**Selected passage**.
--- start ---
In [79]:
import pandas as pd
from nltk.corpus import stopwords
from sklearn.feature_extraction.text import TfidfVectorizer
from nltk.stem import WordNetLemmatizer
from nltk.stem import PorterStemmer
from nltk.tokenize import word_tokenize
from sklearn.metrics.pairwise import cosine_similarity
import numpy as np
import re
from sklearn.decomposition import TruncatedSVD

In [80]:
stop_words = set(stopwords.words("english"))

PATTERN_S = re.compile("\'s")  # matches `'s` from text  
PATTERN_RN = re.compile("\\r\\n\\b") #matches `\r` and `\n`
PATTERN_PUNC = re.compile(r"[^\w\s]") # matches all non 0-9 A-z whitespace 


def clean_text(text):
    """
    Series of cleaning. String to lower case, remove non words characters and numbers (punctuation, curly brackets etc).
        text (str): input text
    return (str): modified initial text
    """
    text = text.lower()  # lowercase text
    # replace the matched string with ' '
    text = re.sub(PATTERN_S, ' ', text)
    text = re.sub(PATTERN_RN, ' ', text)
    text = re.sub(PATTERN_PUNC, ' ', text)
    return text

def tokenizer(description, stop_words, normalization):
    
    if normalization == 'lemmatize':
        # tokenize and lemmatize text
        lemmatizer = WordNetLemmatizer()
        tokens = [lemmatizer.lemmatize(w) for w in word_tokenize(description)]
        
    elif normalization == 'stem':
        # tokenize and stem text
        stemmer = PorterStemmer()
--- end ---
**Prompt A**. In the notebook code, which stemmer class does the tokenizer function use when normalization is set to 'stem'?
**Prompt B**. Locate every line of the listing that contains the string "tick", and copy those lines out. Case counts.

(Data records)
--- start ---
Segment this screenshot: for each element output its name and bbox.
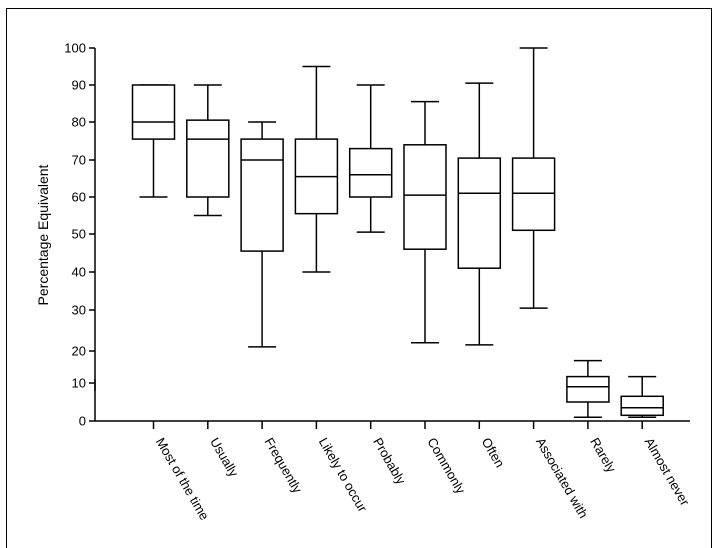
iqr-box xyxy=(186,119,230,198)
iqr-box xyxy=(457,157,502,269)
x-category-label: Often xyxy=(479,435,508,470)
box-7 xyxy=(457,82,502,346)
iqr-box xyxy=(566,375,610,403)
iqr-box xyxy=(403,144,447,250)
y-tick-label: 50 xyxy=(72,227,86,242)
y-tick-label: 60 xyxy=(72,190,86,205)
box-8 xyxy=(511,47,556,309)
iqr-box xyxy=(348,147,393,198)
box-1 xyxy=(131,84,176,198)
y-tick-label: 80 xyxy=(72,115,86,130)
box-series xyxy=(131,47,664,418)
x-category-label: Commonly xyxy=(424,435,468,497)
y-axis: 0 10 20 30 40 50 60 70 80 90 100 xyxy=(64,41,96,429)
iqr-box xyxy=(511,157,556,232)
y-tick-label: 40 xyxy=(72,265,86,280)
iqr-box xyxy=(240,138,284,252)
box-10 xyxy=(620,375,664,418)
y-tick-label: 20 xyxy=(72,344,86,359)
box-4 xyxy=(294,65,339,273)
y-tick-label: 10 xyxy=(72,376,86,391)
y-tick-label: 0 xyxy=(79,414,86,429)
x-category-label: Probably xyxy=(370,435,409,487)
box-5 xyxy=(348,84,393,233)
iqr-box xyxy=(131,84,176,140)
x-category-label: Almost never xyxy=(642,435,693,509)
x-category-label: Most of the time xyxy=(153,435,212,523)
iqr-box xyxy=(620,395,664,417)
y-axis-title: Percentage Equivalent xyxy=(35,164,51,305)
y-tick-label: 90 xyxy=(72,78,86,93)
box-9 xyxy=(566,359,610,418)
chart-frame xyxy=(6,8,712,548)
y-tick-label: 30 xyxy=(72,303,86,318)
x-category-label: Usually xyxy=(207,435,242,480)
y-tick-label: 100 xyxy=(64,41,86,56)
x-category-label: Likely to occur xyxy=(316,435,371,515)
x-category-label: Frequently xyxy=(262,435,306,496)
box-3 xyxy=(240,121,284,348)
x-category-label: Associated with xyxy=(533,435,591,521)
box-2 xyxy=(186,84,230,217)
y-tick-label: 70 xyxy=(72,153,86,168)
x-category-label: Rarely xyxy=(587,435,619,475)
box-6 xyxy=(403,100,447,344)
--- end ---
**Problem solution A**. PorterStemmer

**Problem solution B**.
y-tick-label: 50 xyxy=(72,227,86,242)
y-tick-label: 60 xyxy=(72,190,86,205)
y-tick-label: 80 xyxy=(72,115,86,130)
y-tick-label: 40 xyxy=(72,265,86,280)
y-tick-label: 20 xyxy=(72,344,86,359)
y-tick-label: 10 xyxy=(72,376,86,391)
y-tick-label: 0 xyxy=(79,414,86,429)
y-tick-label: 90 xyxy=(72,78,86,93)
y-tick-label: 30 xyxy=(72,303,86,318)
y-tick-label: 100 xyxy=(64,41,86,56)
y-tick-label: 70 xyxy=(72,153,86,168)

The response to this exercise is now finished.